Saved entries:
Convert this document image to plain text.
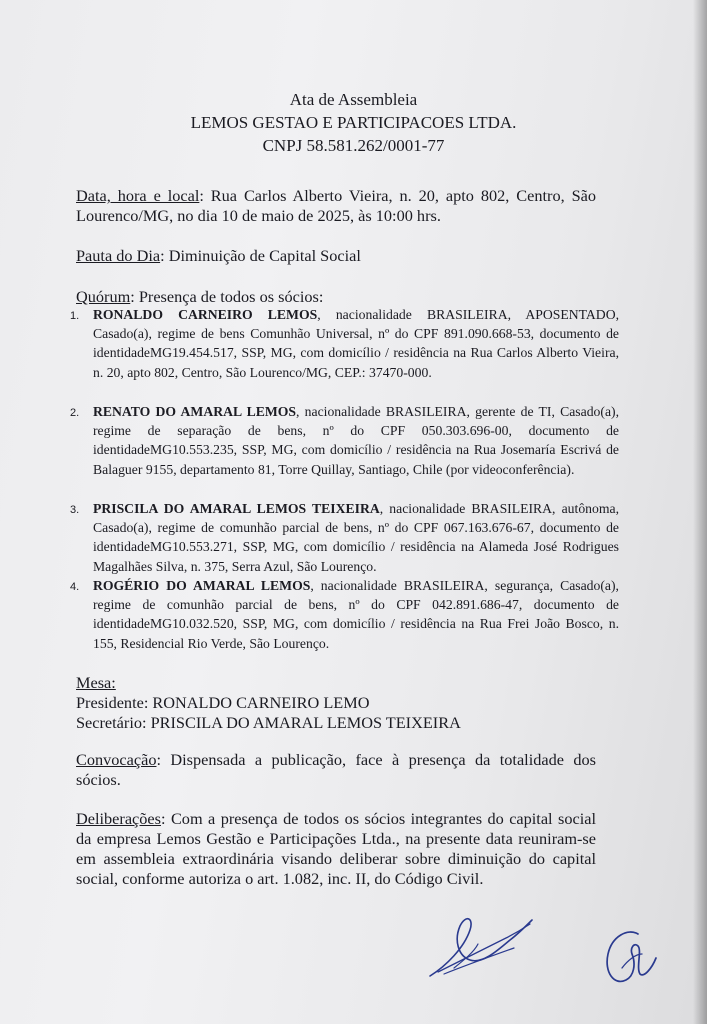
Ata de Assembleia
LEMOS GESTAO E PARTICIPACOES LTDA.
CNPJ 58.581.262/0001-77
Data, hora e local: Rua Carlos Alberto Vieira, n. 20, apto 802, Centro, São Lourenco/MG, no dia 10 de maio de 2025, às 10:00 hrs.
Pauta do Dia: Diminuição de Capital Social
Quórum: Presença de todos os sócios:
1. RONALDO CARNEIRO LEMOS, nacionalidade BRASILEIRA, APOSENTADO, Casado(a), regime de bens Comunhão Universal, nº do CPF 891.090.668-53, documento de identidadeMG19.454.517, SSP, MG, com domicílio / residência na Rua Carlos Alberto Vieira, n. 20, apto 802, Centro, São Lourenco/MG, CEP.: 37470-000.
2. RENATO DO AMARAL LEMOS, nacionalidade BRASILEIRA, gerente de TI, Casado(a), regime de separação de bens, nº do CPF 050.303.696-00, documento de identidadeMG10.553.235, SSP, MG, com domicílio / residência na Rua Josemaría Escrivá de Balaguer 9155, departamento 81, Torre Quillay, Santiago, Chile (por videoconferência).
3. PRISCILA DO AMARAL LEMOS TEIXEIRA, nacionalidade BRASILEIRA, autônoma, Casado(a), regime de comunhão parcial de bens, nº do CPF 067.163.676-67, documento de identidadeMG10.553.271, SSP, MG, com domicílio / residência na Alameda José Rodrigues Magalhães Silva, n. 375, Serra Azul, São Lourenço.
4. ROGÉRIO DO AMARAL LEMOS, nacionalidade BRASILEIRA, segurança, Casado(a), regime de comunhão parcial de bens, nº do CPF 042.891.686-47, documento de identidadeMG10.032.520, SSP, MG, com domicílio / residência na Rua Frei João Bosco, n. 155, Residencial Rio Verde, São Lourenço.
Mesa:
Presidente: RONALDO CARNEIRO LEMO
Secretário: PRISCILA DO AMARAL LEMOS TEIXEIRA
Convocação: Dispensada a publicação, face à presença da totalidade dos sócios.
Deliberações: Com a presença de todos os sócios integrantes do capital social da empresa Lemos Gestão e Participações Ltda., na presente data reuniram-se em assembleia extraordinária visando deliberar sobre diminuição do capital social, conforme autoriza o art. 1.082, inc. II, do Código Civil.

> **TASK BRIEF**: Transcribe all of the entries word for word, but skip any pictures they contain.

> **WORKED SOLUTION**:
Convert this document image to plain text.
Ata de Assembleia
LEMOS GESTAO E PARTICIPACOES LTDA.
CNPJ 58.581.262/0001-77
Data, hora e local: Rua Carlos Alberto Vieira, n. 20, apto 802, Centro, São Lourenco/MG, no dia 10 de maio de 2025, às 10:00 hrs.
Pauta do Dia: Diminuição de Capital Social
Quórum: Presença de todos os sócios:
1. RONALDO CARNEIRO LEMOS, nacionalidade BRASILEIRA, APOSENTADO, Casado(a), regime de bens Comunhão Universal, nº do CPF 891.090.668-53, documento de identidadeMG19.454.517, SSP, MG, com domicílio / residência na Rua Carlos Alberto Vieira, n. 20, apto 802, Centro, São Lourenco/MG, CEP.: 37470-000.
2. RENATO DO AMARAL LEMOS, nacionalidade BRASILEIRA, gerente de TI, Casado(a), regime de separação de bens, nº do CPF 050.303.696-00, documento de identidadeMG10.553.235, SSP, MG, com domicílio / residência na Rua Josemaría Escrivá de Balaguer 9155, departamento 81, Torre Quillay, Santiago, Chile (por videoconferência).
3. PRISCILA DO AMARAL LEMOS TEIXEIRA, nacionalidade BRASILEIRA, autônoma, Casado(a), regime de comunhão parcial de bens, nº do CPF 067.163.676-67, documento de identidadeMG10.553.271, SSP, MG, com domicílio / residência na Alameda José Rodrigues Magalhães Silva, n. 375, Serra Azul, São Lourenço.
4. ROGÉRIO DO AMARAL LEMOS, nacionalidade BRASILEIRA, segurança, Casado(a), regime de comunhão parcial de bens, nº do CPF 042.891.686-47, documento de identidadeMG10.032.520, SSP, MG, com domicílio / residência na Rua Frei João Bosco, n. 155, Residencial Rio Verde, São Lourenço.
Mesa:
Presidente: RONALDO CARNEIRO LEMO
Secretário: PRISCILA DO AMARAL LEMOS TEIXEIRA
Convocação: Dispensada a publicação, face à presença da totalidade dos sócios.
Deliberações: Com a presença de todos os sócios integrantes do capital social da empresa Lemos Gestão e Participações Ltda., na presente data reuniram-se em assembleia extraordinária visando deliberar sobre diminuição do capital social, conforme autoriza o art. 1.082, inc. II, do Código Civil.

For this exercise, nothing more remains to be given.